SHORT TASK:
For each line that holds "条件付きスタイル", copy the line out.

DATA EXTRACT:
[START]

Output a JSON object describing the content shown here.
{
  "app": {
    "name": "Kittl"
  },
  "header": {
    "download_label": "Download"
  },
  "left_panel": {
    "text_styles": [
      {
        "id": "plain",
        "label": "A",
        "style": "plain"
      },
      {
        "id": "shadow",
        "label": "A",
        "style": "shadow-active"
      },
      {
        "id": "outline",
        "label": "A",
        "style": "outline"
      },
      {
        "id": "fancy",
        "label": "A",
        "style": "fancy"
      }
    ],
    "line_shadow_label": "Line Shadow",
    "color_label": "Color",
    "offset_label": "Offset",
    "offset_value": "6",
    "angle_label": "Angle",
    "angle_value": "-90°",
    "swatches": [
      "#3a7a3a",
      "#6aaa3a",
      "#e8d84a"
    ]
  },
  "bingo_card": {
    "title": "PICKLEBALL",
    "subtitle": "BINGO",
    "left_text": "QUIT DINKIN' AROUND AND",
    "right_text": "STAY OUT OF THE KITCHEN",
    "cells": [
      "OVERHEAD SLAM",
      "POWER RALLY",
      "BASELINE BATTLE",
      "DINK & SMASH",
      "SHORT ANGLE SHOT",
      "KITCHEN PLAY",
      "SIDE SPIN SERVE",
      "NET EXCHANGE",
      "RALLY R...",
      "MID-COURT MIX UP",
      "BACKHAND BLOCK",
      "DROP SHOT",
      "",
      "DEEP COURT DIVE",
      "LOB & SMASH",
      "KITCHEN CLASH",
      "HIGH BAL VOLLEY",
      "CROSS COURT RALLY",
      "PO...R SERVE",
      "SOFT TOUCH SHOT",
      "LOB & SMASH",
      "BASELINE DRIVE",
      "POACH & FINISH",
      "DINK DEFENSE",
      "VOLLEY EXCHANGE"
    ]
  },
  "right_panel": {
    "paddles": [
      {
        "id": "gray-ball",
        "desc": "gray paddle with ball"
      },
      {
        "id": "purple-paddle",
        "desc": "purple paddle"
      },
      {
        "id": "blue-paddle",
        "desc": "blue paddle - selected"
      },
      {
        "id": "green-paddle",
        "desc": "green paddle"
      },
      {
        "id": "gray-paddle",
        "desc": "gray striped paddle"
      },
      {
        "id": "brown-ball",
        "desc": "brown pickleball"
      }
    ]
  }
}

[END]
[START]

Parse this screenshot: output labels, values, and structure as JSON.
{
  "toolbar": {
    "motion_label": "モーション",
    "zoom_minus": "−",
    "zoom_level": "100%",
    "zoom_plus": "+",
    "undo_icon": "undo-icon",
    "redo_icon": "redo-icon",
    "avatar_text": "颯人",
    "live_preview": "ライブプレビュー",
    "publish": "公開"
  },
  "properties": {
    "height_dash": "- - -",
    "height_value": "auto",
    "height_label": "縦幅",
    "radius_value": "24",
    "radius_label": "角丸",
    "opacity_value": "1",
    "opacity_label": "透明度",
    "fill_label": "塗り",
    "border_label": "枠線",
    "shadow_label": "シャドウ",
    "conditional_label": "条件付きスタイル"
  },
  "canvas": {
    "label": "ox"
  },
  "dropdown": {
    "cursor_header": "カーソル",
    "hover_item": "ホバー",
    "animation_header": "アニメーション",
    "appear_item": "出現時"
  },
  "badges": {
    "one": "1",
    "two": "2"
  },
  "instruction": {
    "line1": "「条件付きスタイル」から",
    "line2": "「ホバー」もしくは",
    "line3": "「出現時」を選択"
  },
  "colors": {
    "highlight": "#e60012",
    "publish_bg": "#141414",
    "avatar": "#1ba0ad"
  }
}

[END]

FINISHED TASK:
    "conditional_label": "条件付きスタイル"
    "line1": "「条件付きスタイル」から",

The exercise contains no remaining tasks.